--- Data for processing ---

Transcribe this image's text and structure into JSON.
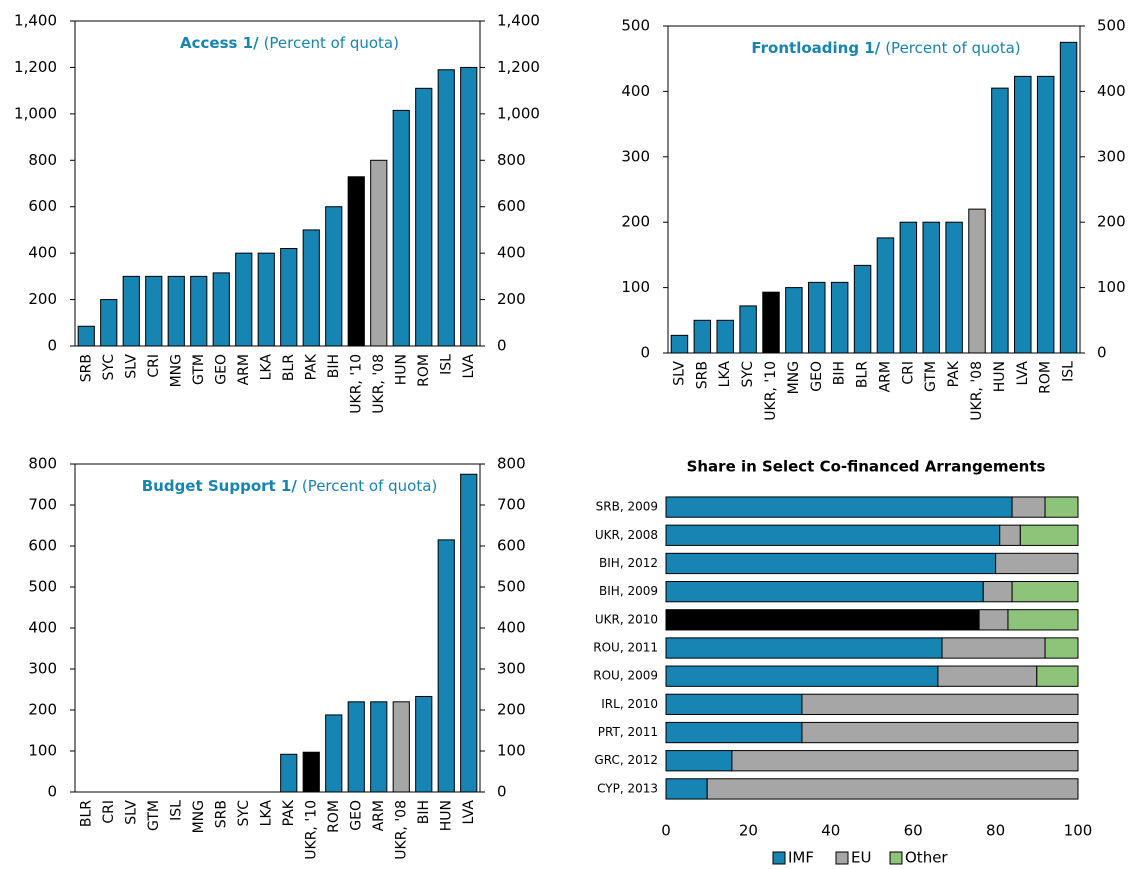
{
  "chart_data": [
    {
      "type": "bar",
      "title": "Access 1/",
      "subtitle": "(Percent of quota)",
      "categories": [
        "SRB",
        "SYC",
        "SLV",
        "CRI",
        "MNG",
        "GTM",
        "GEO",
        "ARM",
        "LKA",
        "BLR",
        "PAK",
        "BIH",
        "UKR, '10",
        "UKR, '08",
        "HUN",
        "ROM",
        "ISL",
        "LVA"
      ],
      "values": [
        85,
        200,
        300,
        300,
        300,
        300,
        315,
        400,
        400,
        420,
        500,
        600,
        729,
        800,
        1015,
        1110,
        1190,
        1200
      ],
      "colors": [
        "#1685b3",
        "#1685b3",
        "#1685b3",
        "#1685b3",
        "#1685b3",
        "#1685b3",
        "#1685b3",
        "#1685b3",
        "#1685b3",
        "#1685b3",
        "#1685b3",
        "#1685b3",
        "#000000",
        "#a6a6a6",
        "#1685b3",
        "#1685b3",
        "#1685b3",
        "#1685b3"
      ],
      "ylim": [
        0,
        1400
      ],
      "yticks": [
        0,
        200,
        400,
        600,
        800,
        {
          "value": 1000,
          "label": "1,000"
        },
        {
          "value": 1200,
          "label": "1,200"
        },
        {
          "value": 1400,
          "label": "1,400"
        }
      ]
    },
    {
      "type": "bar",
      "title": "Frontloading 1/",
      "subtitle": "(Percent of quota)",
      "categories": [
        "SLV",
        "SRB",
        "LKA",
        "SYC",
        "UKR, '10",
        "MNG",
        "GEO",
        "BIH",
        "BLR",
        "ARM",
        "CRI",
        "GTM",
        "PAK",
        "UKR, '08",
        "HUN",
        "LVA",
        "ROM",
        "ISL"
      ],
      "values": [
        27,
        50,
        50,
        72,
        93,
        100,
        108,
        108,
        134,
        176,
        200,
        200,
        200,
        220,
        405,
        423,
        423,
        475
      ],
      "colors": [
        "#1685b3",
        "#1685b3",
        "#1685b3",
        "#1685b3",
        "#000000",
        "#1685b3",
        "#1685b3",
        "#1685b3",
        "#1685b3",
        "#1685b3",
        "#1685b3",
        "#1685b3",
        "#1685b3",
        "#a6a6a6",
        "#1685b3",
        "#1685b3",
        "#1685b3",
        "#1685b3"
      ],
      "ylim": [
        0,
        500
      ],
      "yticks": [
        0,
        100,
        200,
        300,
        400,
        500
      ]
    },
    {
      "type": "bar",
      "title": "Budget Support 1/",
      "subtitle": "(Percent of quota)",
      "categories": [
        "BLR",
        "CRI",
        "SLV",
        "GTM",
        "ISL",
        "MNG",
        "SRB",
        "SYC",
        "LKA",
        "PAK",
        "UKR, '10",
        "ROM",
        "GEO",
        "ARM",
        "UKR, '08",
        "BIH",
        "HUN",
        "LVA"
      ],
      "values": [
        0,
        0,
        0,
        0,
        0,
        0,
        0,
        0,
        0,
        92,
        97,
        188,
        220,
        220,
        220,
        233,
        615,
        775
      ],
      "colors": [
        "#1685b3",
        "#1685b3",
        "#1685b3",
        "#1685b3",
        "#1685b3",
        "#1685b3",
        "#1685b3",
        "#1685b3",
        "#1685b3",
        "#1685b3",
        "#000000",
        "#1685b3",
        "#1685b3",
        "#1685b3",
        "#a6a6a6",
        "#1685b3",
        "#1685b3",
        "#1685b3"
      ],
      "ylim": [
        0,
        800
      ],
      "yticks": [
        0,
        100,
        200,
        300,
        400,
        500,
        600,
        700,
        800
      ]
    },
    {
      "type": "stacked-barh",
      "title": "Share in Select Co-financed Arrangements",
      "categories": [
        "SRB, 2009",
        "UKR, 2008",
        "BIH, 2012",
        "BIH, 2009",
        "UKR, 2010",
        "ROU, 2011",
        "ROU, 2009",
        "IRL, 2010",
        "PRT, 2011",
        "GRC, 2012",
        "CYP, 2013"
      ],
      "series": [
        {
          "name": "IMF",
          "color": "#1685b3",
          "colors": [
            "#1685b3",
            "#1685b3",
            "#1685b3",
            "#1685b3",
            "#000000",
            "#1685b3",
            "#1685b3",
            "#1685b3",
            "#1685b3",
            "#1685b3",
            "#1685b3"
          ],
          "values": [
            84,
            81,
            80,
            77,
            76,
            67,
            66,
            33,
            33,
            16,
            10
          ]
        },
        {
          "name": "EU",
          "color": "#a6a6a6",
          "values": [
            8,
            5,
            20,
            7,
            7,
            25,
            24,
            67,
            67,
            84,
            90
          ]
        },
        {
          "name": "Other",
          "color": "#8dc479",
          "values": [
            8,
            14,
            0,
            16,
            17,
            8,
            10,
            0,
            0,
            0,
            0
          ]
        }
      ],
      "xlim": [
        0,
        100
      ],
      "xticks": [
        0,
        20,
        40,
        60,
        80,
        100
      ],
      "legend": "bottom"
    }
  ]
}
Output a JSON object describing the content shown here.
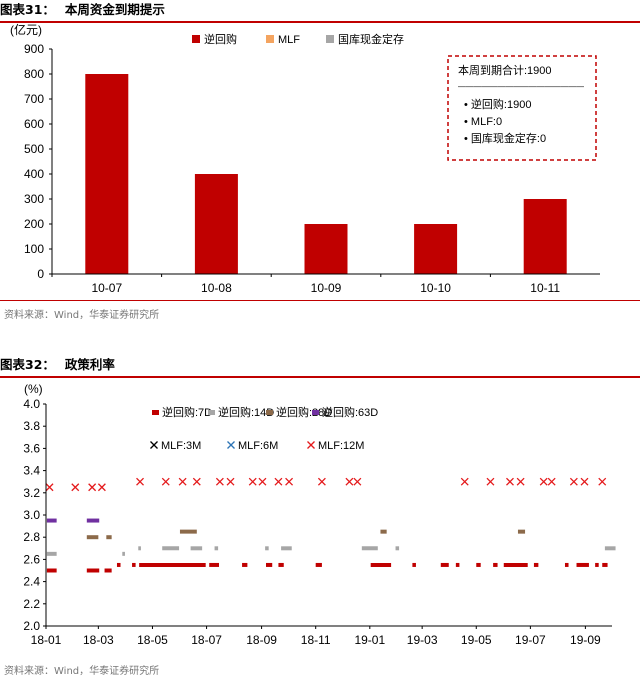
{
  "chart1": {
    "header_label": "图表31：",
    "header_title": "本周资金到期提示",
    "source": "资料来源：Wind，华泰证券研究所",
    "colors": {
      "rr": "#c00000",
      "mlf": "#f4a460",
      "gk": "#a6a6a6"
    },
    "info_box": {
      "title": "本周到期合计:1900",
      "divider": "————————————————",
      "items": [
        "• 逆回购:1900",
        "• MLF:0",
        "• 国库现金定存:0"
      ]
    }
  },
  "chart2": {
    "header_label": "图表32：",
    "header_title": "政策利率",
    "source": "资料来源：Wind，华泰证券研究所",
    "colors": {
      "rr7": "#c00000",
      "rr14": "#a6a6a6",
      "rr28": "#8c6a4a",
      "rr63": "#7030a0",
      "mlf3": "#000000",
      "mlf6": "#2e75b6",
      "mlf12": "#e41a1c"
    }
  },
  "chart_data": [
    {
      "type": "bar",
      "ylabel": "(亿元)",
      "ylim": [
        0,
        900
      ],
      "yticks": [
        0,
        100,
        200,
        300,
        400,
        500,
        600,
        700,
        800,
        900
      ],
      "categories": [
        "10-07",
        "10-08",
        "10-09",
        "10-10",
        "10-11"
      ],
      "legend": [
        "逆回购",
        "MLF",
        "国库现金定存"
      ],
      "legend_position": "top",
      "series": [
        {
          "name": "逆回购",
          "values": [
            800,
            400,
            200,
            200,
            300
          ]
        },
        {
          "name": "MLF",
          "values": [
            0,
            0,
            0,
            0,
            0
          ]
        },
        {
          "name": "国库现金定存",
          "values": [
            0,
            0,
            0,
            0,
            0
          ]
        }
      ]
    },
    {
      "type": "scatter",
      "ylabel": "(%)",
      "ylim": [
        2.0,
        4.0
      ],
      "yticks": [
        2.0,
        2.2,
        2.4,
        2.6,
        2.8,
        3.0,
        3.2,
        3.4,
        3.6,
        3.8,
        4.0
      ],
      "xlim": [
        "2018-01-01",
        "2019-10-01"
      ],
      "xticks": [
        "18-01",
        "18-03",
        "18-05",
        "18-07",
        "18-09",
        "18-11",
        "19-01",
        "19-03",
        "19-05",
        "19-07",
        "19-09"
      ],
      "legend_position": "top",
      "series": [
        {
          "name": "逆回购:7D",
          "marker": "dash",
          "segments": [
            [
              "2018-01-02",
              "2018-01-13",
              2.5
            ],
            [
              "2018-02-16",
              "2018-03-02",
              2.5
            ],
            [
              "2018-03-08",
              "2018-03-16",
              2.5
            ],
            [
              "2018-03-22",
              "2018-03-26",
              2.55
            ],
            [
              "2018-04-08",
              "2018-04-12",
              2.55
            ],
            [
              "2018-04-16",
              "2018-06-30",
              2.55
            ],
            [
              "2018-07-04",
              "2018-07-15",
              2.55
            ],
            [
              "2018-08-10",
              "2018-08-16",
              2.55
            ],
            [
              "2018-09-06",
              "2018-09-13",
              2.55
            ],
            [
              "2018-09-20",
              "2018-09-26",
              2.55
            ],
            [
              "2018-11-01",
              "2018-11-08",
              2.55
            ],
            [
              "2019-01-02",
              "2019-01-25",
              2.55
            ],
            [
              "2019-02-18",
              "2019-02-22",
              2.55
            ],
            [
              "2019-03-22",
              "2019-03-31",
              2.55
            ],
            [
              "2019-04-08",
              "2019-04-12",
              2.55
            ],
            [
              "2019-05-01",
              "2019-05-06",
              2.55
            ],
            [
              "2019-05-20",
              "2019-05-25",
              2.55
            ],
            [
              "2019-06-01",
              "2019-06-28",
              2.55
            ],
            [
              "2019-07-05",
              "2019-07-10",
              2.55
            ],
            [
              "2019-08-09",
              "2019-08-13",
              2.55
            ],
            [
              "2019-08-22",
              "2019-09-05",
              2.55
            ],
            [
              "2019-09-12",
              "2019-09-16",
              2.55
            ],
            [
              "2019-09-20",
              "2019-09-26",
              2.55
            ]
          ]
        },
        {
          "name": "逆回购:14D",
          "marker": "dash",
          "segments": [
            [
              "2018-01-02",
              "2018-01-13",
              2.65
            ],
            [
              "2018-03-28",
              "2018-03-31",
              2.65
            ],
            [
              "2018-04-15",
              "2018-04-18",
              2.7
            ],
            [
              "2018-05-12",
              "2018-05-31",
              2.7
            ],
            [
              "2018-06-13",
              "2018-06-26",
              2.7
            ],
            [
              "2018-07-10",
              "2018-07-14",
              2.7
            ],
            [
              "2018-09-05",
              "2018-09-09",
              2.7
            ],
            [
              "2018-09-23",
              "2018-10-05",
              2.7
            ],
            [
              "2018-12-23",
              "2019-01-10",
              2.7
            ],
            [
              "2019-01-30",
              "2019-02-03",
              2.7
            ],
            [
              "2019-09-23",
              "2019-10-05",
              2.7
            ]
          ]
        },
        {
          "name": "逆回购:28D",
          "marker": "dash",
          "segments": [
            [
              "2018-02-16",
              "2018-03-01",
              2.8
            ],
            [
              "2018-03-10",
              "2018-03-16",
              2.8
            ],
            [
              "2018-06-01",
              "2018-06-20",
              2.85
            ],
            [
              "2019-01-13",
              "2019-01-20",
              2.85
            ],
            [
              "2019-06-17",
              "2019-06-25",
              2.85
            ]
          ]
        },
        {
          "name": "逆回购:63D",
          "marker": "dash",
          "segments": [
            [
              "2018-01-02",
              "2018-01-13",
              2.95
            ],
            [
              "2018-02-16",
              "2018-03-02",
              2.95
            ]
          ]
        },
        {
          "name": "MLF:3M",
          "marker": "x",
          "points": []
        },
        {
          "name": "MLF:6M",
          "marker": "x",
          "points": []
        },
        {
          "name": "MLF:12M",
          "marker": "x",
          "points": [
            [
              "2018-01-05",
              3.25
            ],
            [
              "2018-02-03",
              3.25
            ],
            [
              "2018-02-22",
              3.25
            ],
            [
              "2018-03-05",
              3.25
            ],
            [
              "2018-04-17",
              3.3
            ],
            [
              "2018-05-16",
              3.3
            ],
            [
              "2018-06-04",
              3.3
            ],
            [
              "2018-06-20",
              3.3
            ],
            [
              "2018-07-16",
              3.3
            ],
            [
              "2018-07-28",
              3.3
            ],
            [
              "2018-08-22",
              3.3
            ],
            [
              "2018-09-02",
              3.3
            ],
            [
              "2018-09-20",
              3.3
            ],
            [
              "2018-10-02",
              3.3
            ],
            [
              "2018-11-08",
              3.3
            ],
            [
              "2018-12-09",
              3.3
            ],
            [
              "2018-12-18",
              3.3
            ],
            [
              "2019-04-18",
              3.3
            ],
            [
              "2019-05-17",
              3.3
            ],
            [
              "2019-06-08",
              3.3
            ],
            [
              "2019-06-20",
              3.3
            ],
            [
              "2019-07-16",
              3.3
            ],
            [
              "2019-07-25",
              3.3
            ],
            [
              "2019-08-19",
              3.3
            ],
            [
              "2019-08-31",
              3.3
            ],
            [
              "2019-09-20",
              3.3
            ]
          ]
        }
      ]
    }
  ]
}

---

» **What is being asked**
Filter the listing for the word "JSON" and copy every line that holds it.

» **Reply to the task**
Transcribe this image's text and structure into JSON.
Output a JSON object describing the content shown here.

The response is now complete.